══ Recorded data ══
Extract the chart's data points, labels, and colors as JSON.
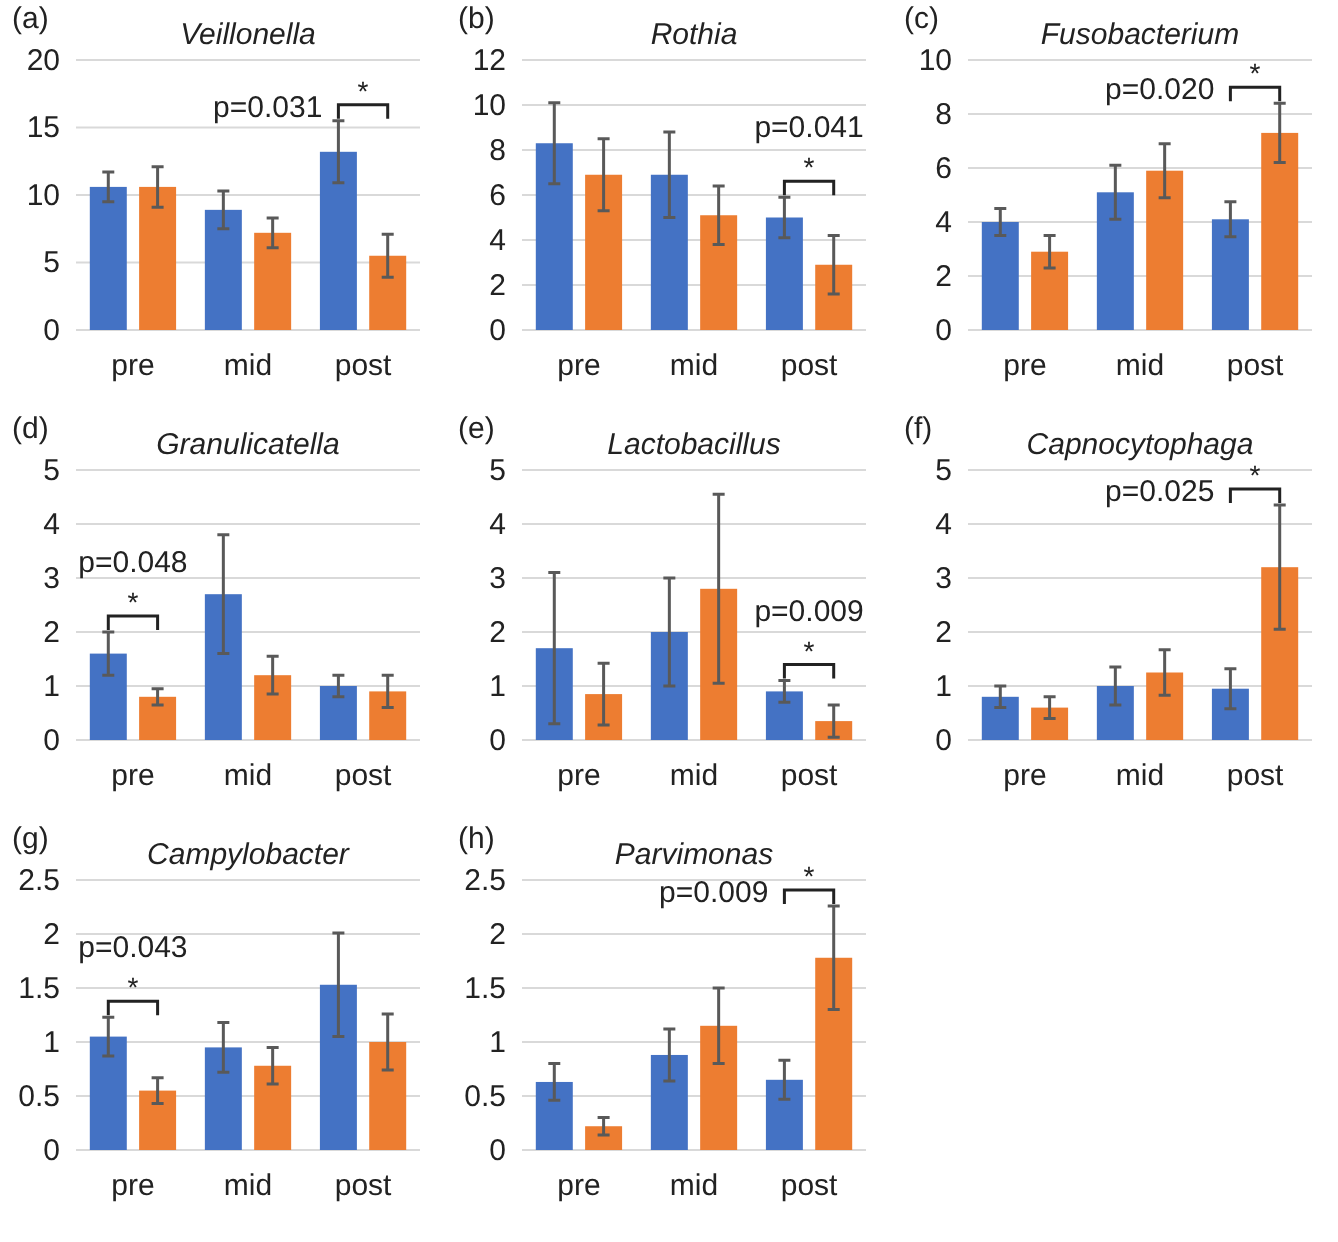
{
  "chart_data": [
    {
      "type": "bar",
      "title": "Veillonella",
      "categories": [
        "pre",
        "mid",
        "post"
      ],
      "ylim": [
        0,
        20
      ],
      "yticks": [
        0,
        5,
        10,
        15,
        20
      ],
      "grid": "y",
      "annotations": [
        "(a)",
        "p=0.031",
        "*"
      ],
      "series": [
        {
          "color": "#4472c4",
          "values": [
            10.6,
            8.9,
            13.2
          ],
          "errors": [
            1.1,
            1.4,
            2.3
          ]
        },
        {
          "color": "#ed7d31",
          "values": [
            10.6,
            7.2,
            5.5
          ],
          "errors": [
            1.5,
            1.1,
            1.6
          ]
        }
      ]
    },
    {
      "type": "bar",
      "title": "Rothia",
      "categories": [
        "pre",
        "mid",
        "post"
      ],
      "ylim": [
        0,
        12
      ],
      "yticks": [
        0,
        2,
        4,
        6,
        8,
        10,
        12
      ],
      "grid": "y",
      "annotations": [
        "(b)",
        "p=0.041",
        "*"
      ],
      "series": [
        {
          "color": "#4472c4",
          "values": [
            8.3,
            6.9,
            5.0
          ],
          "errors": [
            1.8,
            1.9,
            0.9
          ]
        },
        {
          "color": "#ed7d31",
          "values": [
            6.9,
            5.1,
            2.9
          ],
          "errors": [
            1.6,
            1.3,
            1.3
          ]
        }
      ]
    },
    {
      "type": "bar",
      "title": "Fusobacterium",
      "categories": [
        "pre",
        "mid",
        "post"
      ],
      "ylim": [
        0,
        10
      ],
      "yticks": [
        0,
        2,
        4,
        6,
        8,
        10
      ],
      "grid": "y",
      "annotations": [
        "(c)",
        "p=0.020",
        "*"
      ],
      "series": [
        {
          "color": "#4472c4",
          "values": [
            4.0,
            5.1,
            4.1
          ],
          "errors": [
            0.5,
            1.0,
            0.65
          ]
        },
        {
          "color": "#ed7d31",
          "values": [
            2.9,
            5.9,
            7.3
          ],
          "errors": [
            0.6,
            1.0,
            1.1
          ]
        }
      ]
    },
    {
      "type": "bar",
      "title": "Granulicatella",
      "categories": [
        "pre",
        "mid",
        "post"
      ],
      "ylim": [
        0,
        5
      ],
      "yticks": [
        0,
        1,
        2,
        3,
        4,
        5
      ],
      "grid": "y",
      "annotations": [
        "(d)",
        "p=0.048",
        "*"
      ],
      "series": [
        {
          "color": "#4472c4",
          "values": [
            1.6,
            2.7,
            1.0
          ],
          "errors": [
            0.4,
            1.1,
            0.2
          ]
        },
        {
          "color": "#ed7d31",
          "values": [
            0.8,
            1.2,
            0.9
          ],
          "errors": [
            0.15,
            0.35,
            0.3
          ]
        }
      ]
    },
    {
      "type": "bar",
      "title": "Lactobacillus",
      "categories": [
        "pre",
        "mid",
        "post"
      ],
      "ylim": [
        0,
        5
      ],
      "yticks": [
        0,
        1,
        2,
        3,
        4,
        5
      ],
      "grid": "y",
      "annotations": [
        "(e)",
        "p=0.009",
        "*"
      ],
      "series": [
        {
          "color": "#4472c4",
          "values": [
            1.7,
            2.0,
            0.9
          ],
          "errors": [
            1.4,
            1.0,
            0.2
          ]
        },
        {
          "color": "#ed7d31",
          "values": [
            0.85,
            2.8,
            0.35
          ],
          "errors": [
            0.57,
            1.75,
            0.3
          ]
        }
      ]
    },
    {
      "type": "bar",
      "title": "Capnocytophaga",
      "categories": [
        "pre",
        "mid",
        "post"
      ],
      "ylim": [
        0,
        5
      ],
      "yticks": [
        0,
        1,
        2,
        3,
        4,
        5
      ],
      "grid": "y",
      "annotations": [
        "(f)",
        "p=0.025",
        "*"
      ],
      "series": [
        {
          "color": "#4472c4",
          "values": [
            0.8,
            1.0,
            0.95
          ],
          "errors": [
            0.2,
            0.35,
            0.37
          ]
        },
        {
          "color": "#ed7d31",
          "values": [
            0.6,
            1.25,
            3.2
          ],
          "errors": [
            0.2,
            0.42,
            1.15
          ]
        }
      ]
    },
    {
      "type": "bar",
      "title": "Campylobacter",
      "categories": [
        "pre",
        "mid",
        "post"
      ],
      "ylim": [
        0,
        2.5
      ],
      "yticks": [
        0,
        0.5,
        1,
        1.5,
        2,
        2.5
      ],
      "grid": "y",
      "annotations": [
        "(g)",
        "p=0.043",
        "*"
      ],
      "series": [
        {
          "color": "#4472c4",
          "values": [
            1.05,
            0.95,
            1.53
          ],
          "errors": [
            0.18,
            0.23,
            0.48
          ]
        },
        {
          "color": "#ed7d31",
          "values": [
            0.55,
            0.78,
            1.0
          ],
          "errors": [
            0.12,
            0.17,
            0.26
          ]
        }
      ]
    },
    {
      "type": "bar",
      "title": "Parvimonas",
      "categories": [
        "pre",
        "mid",
        "post"
      ],
      "ylim": [
        0,
        2.5
      ],
      "yticks": [
        0,
        0.5,
        1,
        1.5,
        2,
        2.5
      ],
      "grid": "y",
      "annotations": [
        "(h)",
        "p=0.009",
        "*"
      ],
      "series": [
        {
          "color": "#4472c4",
          "values": [
            0.63,
            0.88,
            0.65
          ],
          "errors": [
            0.17,
            0.24,
            0.18
          ]
        },
        {
          "color": "#ed7d31",
          "values": [
            0.22,
            1.15,
            1.78
          ],
          "errors": [
            0.08,
            0.35,
            0.48
          ]
        }
      ]
    }
  ]
}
═══
Exercise aim. The lines above must be transcribed exactly, with every picture left out.

Response area.
Extract the chart's data points, labels, and colors as JSON.
{
  "chart_data": [
    {
      "type": "bar",
      "title": "Veillonella",
      "categories": [
        "pre",
        "mid",
        "post"
      ],
      "ylim": [
        0,
        20
      ],
      "yticks": [
        0,
        5,
        10,
        15,
        20
      ],
      "grid": "y",
      "annotations": [
        "(a)",
        "p=0.031",
        "*"
      ],
      "series": [
        {
          "color": "#4472c4",
          "values": [
            10.6,
            8.9,
            13.2
          ],
          "errors": [
            1.1,
            1.4,
            2.3
          ]
        },
        {
          "color": "#ed7d31",
          "values": [
            10.6,
            7.2,
            5.5
          ],
          "errors": [
            1.5,
            1.1,
            1.6
          ]
        }
      ]
    },
    {
      "type": "bar",
      "title": "Rothia",
      "categories": [
        "pre",
        "mid",
        "post"
      ],
      "ylim": [
        0,
        12
      ],
      "yticks": [
        0,
        2,
        4,
        6,
        8,
        10,
        12
      ],
      "grid": "y",
      "annotations": [
        "(b)",
        "p=0.041",
        "*"
      ],
      "series": [
        {
          "color": "#4472c4",
          "values": [
            8.3,
            6.9,
            5.0
          ],
          "errors": [
            1.8,
            1.9,
            0.9
          ]
        },
        {
          "color": "#ed7d31",
          "values": [
            6.9,
            5.1,
            2.9
          ],
          "errors": [
            1.6,
            1.3,
            1.3
          ]
        }
      ]
    },
    {
      "type": "bar",
      "title": "Fusobacterium",
      "categories": [
        "pre",
        "mid",
        "post"
      ],
      "ylim": [
        0,
        10
      ],
      "yticks": [
        0,
        2,
        4,
        6,
        8,
        10
      ],
      "grid": "y",
      "annotations": [
        "(c)",
        "p=0.020",
        "*"
      ],
      "series": [
        {
          "color": "#4472c4",
          "values": [
            4.0,
            5.1,
            4.1
          ],
          "errors": [
            0.5,
            1.0,
            0.65
          ]
        },
        {
          "color": "#ed7d31",
          "values": [
            2.9,
            5.9,
            7.3
          ],
          "errors": [
            0.6,
            1.0,
            1.1
          ]
        }
      ]
    },
    {
      "type": "bar",
      "title": "Granulicatella",
      "categories": [
        "pre",
        "mid",
        "post"
      ],
      "ylim": [
        0,
        5
      ],
      "yticks": [
        0,
        1,
        2,
        3,
        4,
        5
      ],
      "grid": "y",
      "annotations": [
        "(d)",
        "p=0.048",
        "*"
      ],
      "series": [
        {
          "color": "#4472c4",
          "values": [
            1.6,
            2.7,
            1.0
          ],
          "errors": [
            0.4,
            1.1,
            0.2
          ]
        },
        {
          "color": "#ed7d31",
          "values": [
            0.8,
            1.2,
            0.9
          ],
          "errors": [
            0.15,
            0.35,
            0.3
          ]
        }
      ]
    },
    {
      "type": "bar",
      "title": "Lactobacillus",
      "categories": [
        "pre",
        "mid",
        "post"
      ],
      "ylim": [
        0,
        5
      ],
      "yticks": [
        0,
        1,
        2,
        3,
        4,
        5
      ],
      "grid": "y",
      "annotations": [
        "(e)",
        "p=0.009",
        "*"
      ],
      "series": [
        {
          "color": "#4472c4",
          "values": [
            1.7,
            2.0,
            0.9
          ],
          "errors": [
            1.4,
            1.0,
            0.2
          ]
        },
        {
          "color": "#ed7d31",
          "values": [
            0.85,
            2.8,
            0.35
          ],
          "errors": [
            0.57,
            1.75,
            0.3
          ]
        }
      ]
    },
    {
      "type": "bar",
      "title": "Capnocytophaga",
      "categories": [
        "pre",
        "mid",
        "post"
      ],
      "ylim": [
        0,
        5
      ],
      "yticks": [
        0,
        1,
        2,
        3,
        4,
        5
      ],
      "grid": "y",
      "annotations": [
        "(f)",
        "p=0.025",
        "*"
      ],
      "series": [
        {
          "color": "#4472c4",
          "values": [
            0.8,
            1.0,
            0.95
          ],
          "errors": [
            0.2,
            0.35,
            0.37
          ]
        },
        {
          "color": "#ed7d31",
          "values": [
            0.6,
            1.25,
            3.2
          ],
          "errors": [
            0.2,
            0.42,
            1.15
          ]
        }
      ]
    },
    {
      "type": "bar",
      "title": "Campylobacter",
      "categories": [
        "pre",
        "mid",
        "post"
      ],
      "ylim": [
        0,
        2.5
      ],
      "yticks": [
        0,
        0.5,
        1,
        1.5,
        2,
        2.5
      ],
      "grid": "y",
      "annotations": [
        "(g)",
        "p=0.043",
        "*"
      ],
      "series": [
        {
          "color": "#4472c4",
          "values": [
            1.05,
            0.95,
            1.53
          ],
          "errors": [
            0.18,
            0.23,
            0.48
          ]
        },
        {
          "color": "#ed7d31",
          "values": [
            0.55,
            0.78,
            1.0
          ],
          "errors": [
            0.12,
            0.17,
            0.26
          ]
        }
      ]
    },
    {
      "type": "bar",
      "title": "Parvimonas",
      "categories": [
        "pre",
        "mid",
        "post"
      ],
      "ylim": [
        0,
        2.5
      ],
      "yticks": [
        0,
        0.5,
        1,
        1.5,
        2,
        2.5
      ],
      "grid": "y",
      "annotations": [
        "(h)",
        "p=0.009",
        "*"
      ],
      "series": [
        {
          "color": "#4472c4",
          "values": [
            0.63,
            0.88,
            0.65
          ],
          "errors": [
            0.17,
            0.24,
            0.18
          ]
        },
        {
          "color": "#ed7d31",
          "values": [
            0.22,
            1.15,
            1.78
          ],
          "errors": [
            0.08,
            0.35,
            0.48
          ]
        }
      ]
    }
  ]
}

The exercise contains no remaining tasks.